→ **SHORT TASK**:
Transcribe exactly the lines from the one holding "Enumerate this screenshot's" to the end of the data below, including both of those lines and no others.

→ **Chart and figure data**:
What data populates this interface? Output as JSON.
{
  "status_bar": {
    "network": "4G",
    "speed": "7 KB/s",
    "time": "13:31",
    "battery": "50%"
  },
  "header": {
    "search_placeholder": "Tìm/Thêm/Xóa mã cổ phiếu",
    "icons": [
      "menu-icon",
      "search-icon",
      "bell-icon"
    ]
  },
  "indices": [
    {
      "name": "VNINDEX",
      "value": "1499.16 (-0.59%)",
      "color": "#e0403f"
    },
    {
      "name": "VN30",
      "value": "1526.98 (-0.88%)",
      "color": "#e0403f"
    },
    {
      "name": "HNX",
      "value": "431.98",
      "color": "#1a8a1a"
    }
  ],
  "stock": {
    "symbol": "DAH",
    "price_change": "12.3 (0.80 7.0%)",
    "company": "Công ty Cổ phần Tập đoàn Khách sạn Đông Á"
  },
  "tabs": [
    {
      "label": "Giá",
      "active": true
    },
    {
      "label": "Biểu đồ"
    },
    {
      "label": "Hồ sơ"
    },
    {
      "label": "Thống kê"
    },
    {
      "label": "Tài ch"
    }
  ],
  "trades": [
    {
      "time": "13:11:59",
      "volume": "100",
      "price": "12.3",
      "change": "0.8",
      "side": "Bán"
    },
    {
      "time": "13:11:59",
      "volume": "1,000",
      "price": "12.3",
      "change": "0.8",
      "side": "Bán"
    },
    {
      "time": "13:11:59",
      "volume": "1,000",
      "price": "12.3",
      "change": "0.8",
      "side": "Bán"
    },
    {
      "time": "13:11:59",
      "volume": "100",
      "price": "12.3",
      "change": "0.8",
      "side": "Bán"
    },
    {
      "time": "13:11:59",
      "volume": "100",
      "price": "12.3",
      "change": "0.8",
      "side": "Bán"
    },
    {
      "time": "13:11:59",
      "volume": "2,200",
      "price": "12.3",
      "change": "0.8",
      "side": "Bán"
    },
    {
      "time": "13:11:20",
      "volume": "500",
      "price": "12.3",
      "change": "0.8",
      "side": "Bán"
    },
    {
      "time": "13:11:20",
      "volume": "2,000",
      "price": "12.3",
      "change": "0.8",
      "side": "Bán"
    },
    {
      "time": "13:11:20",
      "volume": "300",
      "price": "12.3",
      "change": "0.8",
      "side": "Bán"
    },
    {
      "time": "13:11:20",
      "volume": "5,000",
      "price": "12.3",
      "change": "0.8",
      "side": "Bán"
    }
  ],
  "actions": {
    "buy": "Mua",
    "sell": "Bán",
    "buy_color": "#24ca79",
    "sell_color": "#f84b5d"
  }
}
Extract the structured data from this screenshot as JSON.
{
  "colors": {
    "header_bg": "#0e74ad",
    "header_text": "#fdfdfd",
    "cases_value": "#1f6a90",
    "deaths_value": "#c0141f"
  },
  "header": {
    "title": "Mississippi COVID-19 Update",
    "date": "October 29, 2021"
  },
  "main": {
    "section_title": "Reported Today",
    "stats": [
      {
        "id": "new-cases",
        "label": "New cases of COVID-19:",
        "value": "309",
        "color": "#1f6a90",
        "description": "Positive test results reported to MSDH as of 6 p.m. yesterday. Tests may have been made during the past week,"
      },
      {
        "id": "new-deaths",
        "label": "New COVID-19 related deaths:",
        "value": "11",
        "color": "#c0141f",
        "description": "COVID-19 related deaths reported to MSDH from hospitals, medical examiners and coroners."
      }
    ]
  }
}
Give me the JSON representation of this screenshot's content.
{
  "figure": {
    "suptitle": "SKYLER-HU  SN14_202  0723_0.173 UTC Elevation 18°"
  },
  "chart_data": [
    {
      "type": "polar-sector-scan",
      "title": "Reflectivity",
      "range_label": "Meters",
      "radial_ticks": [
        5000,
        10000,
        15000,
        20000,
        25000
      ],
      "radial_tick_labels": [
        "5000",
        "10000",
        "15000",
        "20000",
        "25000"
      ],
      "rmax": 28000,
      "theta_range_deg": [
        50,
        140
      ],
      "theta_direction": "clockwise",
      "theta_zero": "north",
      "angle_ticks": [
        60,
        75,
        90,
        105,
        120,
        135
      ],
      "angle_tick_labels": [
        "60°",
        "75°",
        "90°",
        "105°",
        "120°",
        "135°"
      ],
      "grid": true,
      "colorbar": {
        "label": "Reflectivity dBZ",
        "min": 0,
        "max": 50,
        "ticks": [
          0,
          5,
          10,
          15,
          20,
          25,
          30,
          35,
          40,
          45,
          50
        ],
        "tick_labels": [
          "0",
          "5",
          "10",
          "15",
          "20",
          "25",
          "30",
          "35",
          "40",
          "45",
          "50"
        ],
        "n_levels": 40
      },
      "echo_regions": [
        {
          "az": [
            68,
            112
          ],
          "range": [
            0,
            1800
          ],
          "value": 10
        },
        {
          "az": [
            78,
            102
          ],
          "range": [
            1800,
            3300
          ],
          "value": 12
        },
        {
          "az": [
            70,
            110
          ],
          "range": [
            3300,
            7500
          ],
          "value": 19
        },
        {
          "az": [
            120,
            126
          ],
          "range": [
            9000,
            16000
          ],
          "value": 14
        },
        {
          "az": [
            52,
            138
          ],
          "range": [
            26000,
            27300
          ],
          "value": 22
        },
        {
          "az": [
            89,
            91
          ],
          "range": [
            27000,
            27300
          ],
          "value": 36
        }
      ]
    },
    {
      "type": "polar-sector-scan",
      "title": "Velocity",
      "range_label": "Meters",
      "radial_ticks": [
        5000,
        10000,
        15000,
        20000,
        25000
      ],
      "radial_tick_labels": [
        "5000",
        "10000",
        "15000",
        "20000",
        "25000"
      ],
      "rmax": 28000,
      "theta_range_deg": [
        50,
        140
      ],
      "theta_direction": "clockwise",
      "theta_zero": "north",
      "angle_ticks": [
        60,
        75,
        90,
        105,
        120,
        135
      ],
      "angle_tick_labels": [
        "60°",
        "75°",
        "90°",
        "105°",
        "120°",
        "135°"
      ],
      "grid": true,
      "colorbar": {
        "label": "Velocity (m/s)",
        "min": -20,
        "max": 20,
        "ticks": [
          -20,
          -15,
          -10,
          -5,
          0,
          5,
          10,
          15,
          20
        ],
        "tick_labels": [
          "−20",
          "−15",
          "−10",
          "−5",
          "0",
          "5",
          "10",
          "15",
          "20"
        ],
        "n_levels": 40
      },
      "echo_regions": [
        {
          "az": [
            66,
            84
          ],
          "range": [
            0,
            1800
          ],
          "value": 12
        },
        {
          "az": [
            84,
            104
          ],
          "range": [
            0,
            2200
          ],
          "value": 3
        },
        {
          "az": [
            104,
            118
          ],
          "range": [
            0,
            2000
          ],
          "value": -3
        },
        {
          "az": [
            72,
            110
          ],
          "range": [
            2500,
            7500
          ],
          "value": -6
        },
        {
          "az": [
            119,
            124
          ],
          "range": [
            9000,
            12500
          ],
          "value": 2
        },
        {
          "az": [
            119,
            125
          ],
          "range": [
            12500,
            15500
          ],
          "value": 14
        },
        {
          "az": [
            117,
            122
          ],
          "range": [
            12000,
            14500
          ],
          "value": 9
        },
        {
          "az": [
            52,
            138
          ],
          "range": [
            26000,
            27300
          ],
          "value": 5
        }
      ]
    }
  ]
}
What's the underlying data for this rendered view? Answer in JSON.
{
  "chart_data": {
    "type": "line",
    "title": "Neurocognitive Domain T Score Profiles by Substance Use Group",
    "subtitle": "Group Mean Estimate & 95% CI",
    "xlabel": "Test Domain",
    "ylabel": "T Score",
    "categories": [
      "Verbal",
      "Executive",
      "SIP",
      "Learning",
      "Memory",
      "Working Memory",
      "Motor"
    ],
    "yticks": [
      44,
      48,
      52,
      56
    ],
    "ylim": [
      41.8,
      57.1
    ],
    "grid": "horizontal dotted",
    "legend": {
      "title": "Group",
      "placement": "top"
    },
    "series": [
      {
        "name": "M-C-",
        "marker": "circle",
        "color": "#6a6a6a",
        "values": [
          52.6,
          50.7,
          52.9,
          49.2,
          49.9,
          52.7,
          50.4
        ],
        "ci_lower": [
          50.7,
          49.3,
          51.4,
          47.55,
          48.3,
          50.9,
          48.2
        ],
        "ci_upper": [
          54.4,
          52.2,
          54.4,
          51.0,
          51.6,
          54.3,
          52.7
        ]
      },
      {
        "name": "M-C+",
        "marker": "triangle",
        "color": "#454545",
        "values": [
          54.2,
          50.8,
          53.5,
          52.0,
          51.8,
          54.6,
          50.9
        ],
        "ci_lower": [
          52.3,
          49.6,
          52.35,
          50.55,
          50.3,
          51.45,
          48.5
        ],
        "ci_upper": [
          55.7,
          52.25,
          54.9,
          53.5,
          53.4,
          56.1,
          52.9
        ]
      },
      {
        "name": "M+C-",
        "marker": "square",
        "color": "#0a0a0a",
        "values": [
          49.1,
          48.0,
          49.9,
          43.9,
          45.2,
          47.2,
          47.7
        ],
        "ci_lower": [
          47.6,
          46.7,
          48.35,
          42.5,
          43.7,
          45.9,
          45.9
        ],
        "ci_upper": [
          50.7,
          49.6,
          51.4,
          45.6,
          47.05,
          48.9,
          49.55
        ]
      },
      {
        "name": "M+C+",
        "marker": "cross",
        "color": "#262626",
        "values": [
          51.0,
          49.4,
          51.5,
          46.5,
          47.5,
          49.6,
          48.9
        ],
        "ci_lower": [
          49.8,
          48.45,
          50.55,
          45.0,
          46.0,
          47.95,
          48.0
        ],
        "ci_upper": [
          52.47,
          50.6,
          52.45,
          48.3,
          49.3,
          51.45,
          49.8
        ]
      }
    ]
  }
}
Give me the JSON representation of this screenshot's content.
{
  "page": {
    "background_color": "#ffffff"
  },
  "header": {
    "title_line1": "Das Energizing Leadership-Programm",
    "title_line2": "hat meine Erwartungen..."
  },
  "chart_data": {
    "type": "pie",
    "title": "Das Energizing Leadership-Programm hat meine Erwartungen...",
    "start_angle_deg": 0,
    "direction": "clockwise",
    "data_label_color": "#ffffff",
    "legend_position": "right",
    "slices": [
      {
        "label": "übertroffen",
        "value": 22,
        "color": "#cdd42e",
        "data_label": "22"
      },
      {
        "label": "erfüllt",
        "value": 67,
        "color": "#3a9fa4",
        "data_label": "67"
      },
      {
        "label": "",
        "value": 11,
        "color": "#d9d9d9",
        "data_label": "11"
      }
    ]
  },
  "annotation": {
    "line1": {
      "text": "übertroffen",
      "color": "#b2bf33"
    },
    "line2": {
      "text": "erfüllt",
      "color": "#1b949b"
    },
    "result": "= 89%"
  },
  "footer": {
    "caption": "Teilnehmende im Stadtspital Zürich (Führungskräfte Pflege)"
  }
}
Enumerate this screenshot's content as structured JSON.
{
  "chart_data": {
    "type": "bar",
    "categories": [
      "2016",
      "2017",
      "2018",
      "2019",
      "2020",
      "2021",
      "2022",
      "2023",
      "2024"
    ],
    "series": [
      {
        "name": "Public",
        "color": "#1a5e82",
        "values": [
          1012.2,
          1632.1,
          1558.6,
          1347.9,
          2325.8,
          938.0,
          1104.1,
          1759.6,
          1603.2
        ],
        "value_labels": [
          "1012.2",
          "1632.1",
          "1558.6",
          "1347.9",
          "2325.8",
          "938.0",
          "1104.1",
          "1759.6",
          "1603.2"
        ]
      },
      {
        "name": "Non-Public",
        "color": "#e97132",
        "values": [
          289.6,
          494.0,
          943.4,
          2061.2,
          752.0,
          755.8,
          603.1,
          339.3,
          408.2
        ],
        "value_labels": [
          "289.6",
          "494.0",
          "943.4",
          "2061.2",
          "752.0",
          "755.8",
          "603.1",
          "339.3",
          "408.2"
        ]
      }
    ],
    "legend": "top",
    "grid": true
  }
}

→ **RIGHT ANSWER**:
Enumerate this screenshot's content as structured JSON.
{
  "chart_data": {
    "type": "bar",
    "categories": [
      "2016",
      "2017",
      "2018",
      "2019",
      "2020",
      "2021",
      "2022",
      "2023",
      "2024"
    ],
    "series": [
      {
        "name": "Public",
        "color": "#1a5e82",
        "values": [
          1012.2,
          1632.1,
          1558.6,
          1347.9,
          2325.8,
          938.0,
          1104.1,
          1759.6,
          1603.2
        ],
        "value_labels": [
          "1012.2",
          "1632.1",
          "1558.6",
          "1347.9",
          "2325.8",
          "938.0",
          "1104.1",
          "1759.6",
          "1603.2"
        ]
      },
      {
        "name": "Non-Public",
        "color": "#e97132",
        "values": [
          289.6,
          494.0,
          943.4,
          2061.2,
          752.0,
          755.8,
          603.1,
          339.3,
          408.2
        ],
        "value_labels": [
          "289.6",
          "494.0",
          "943.4",
          "2061.2",
          "752.0",
          "755.8",
          "603.1",
          "339.3",
          "408.2"
        ]
      }
    ],
    "legend": "top",
    "grid": true
  }
}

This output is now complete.